TO BE DONE
Repeat the entries that follow verbatim, without any of their pictures.

***

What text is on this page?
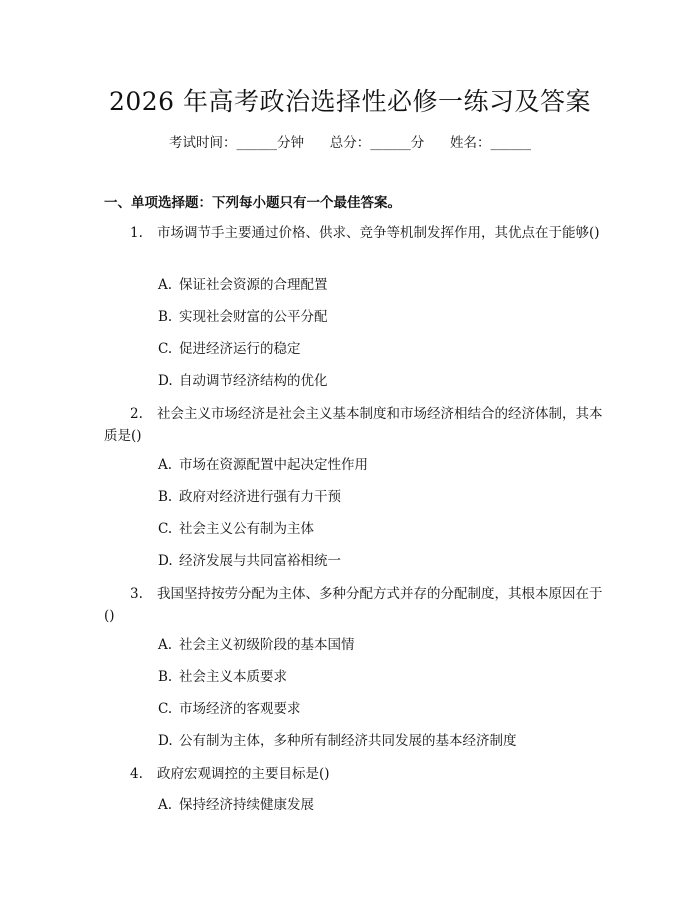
2026 年高考政治选择性必修一练习及答案
考试时间：______分钟      总分：______分      姓名：______
一、单项选择题：下列每小题只有一个最佳答案。
1. 市场调节手主要通过价格、供求、竞争等机制发挥作用，其优点在于能够()
A. 保证社会资源的合理配置
B. 实现社会财富的公平分配
C. 促进经济运行的稳定
D. 自动调节经济结构的优化
2. 社会主义市场经济是社会主义基本制度和市场经济相结合的经济体制，其本质是()
A. 市场在资源配置中起决定性作用
B. 政府对经济进行强有力干预
C. 社会主义公有制为主体
D. 经济发展与共同富裕相统一
3. 我国坚持按劳分配为主体、多种分配方式并存的分配制度，其根本原因在于()
A. 社会主义初级阶段的基本国情
B. 社会主义本质要求
C. 市场经济的客观要求
D. 公有制为主体，多种所有制经济共同发展的基本经济制度
4. 政府宏观调控的主要目标是()
A. 保持经济持续健康发展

***

SOLUTION TO THE PROBLEM
What text is on this page?
2026 年高考政治选择性必修一练习及答案
考试时间：______分钟      总分：______分      姓名：______
一、单项选择题：下列每小题只有一个最佳答案。
1. 市场调节手主要通过价格、供求、竞争等机制发挥作用，其优点在于能够()
A. 保证社会资源的合理配置
B. 实现社会财富的公平分配
C. 促进经济运行的稳定
D. 自动调节经济结构的优化
2. 社会主义市场经济是社会主义基本制度和市场经济相结合的经济体制，其本质是()
A. 市场在资源配置中起决定性作用
B. 政府对经济进行强有力干预
C. 社会主义公有制为主体
D. 经济发展与共同富裕相统一
3. 我国坚持按劳分配为主体、多种分配方式并存的分配制度，其根本原因在于()
A. 社会主义初级阶段的基本国情
B. 社会主义本质要求
C. 市场经济的客观要求
D. 公有制为主体，多种所有制经济共同发展的基本经济制度
4. 政府宏观调控的主要目标是()
A. 保持经济持续健康发展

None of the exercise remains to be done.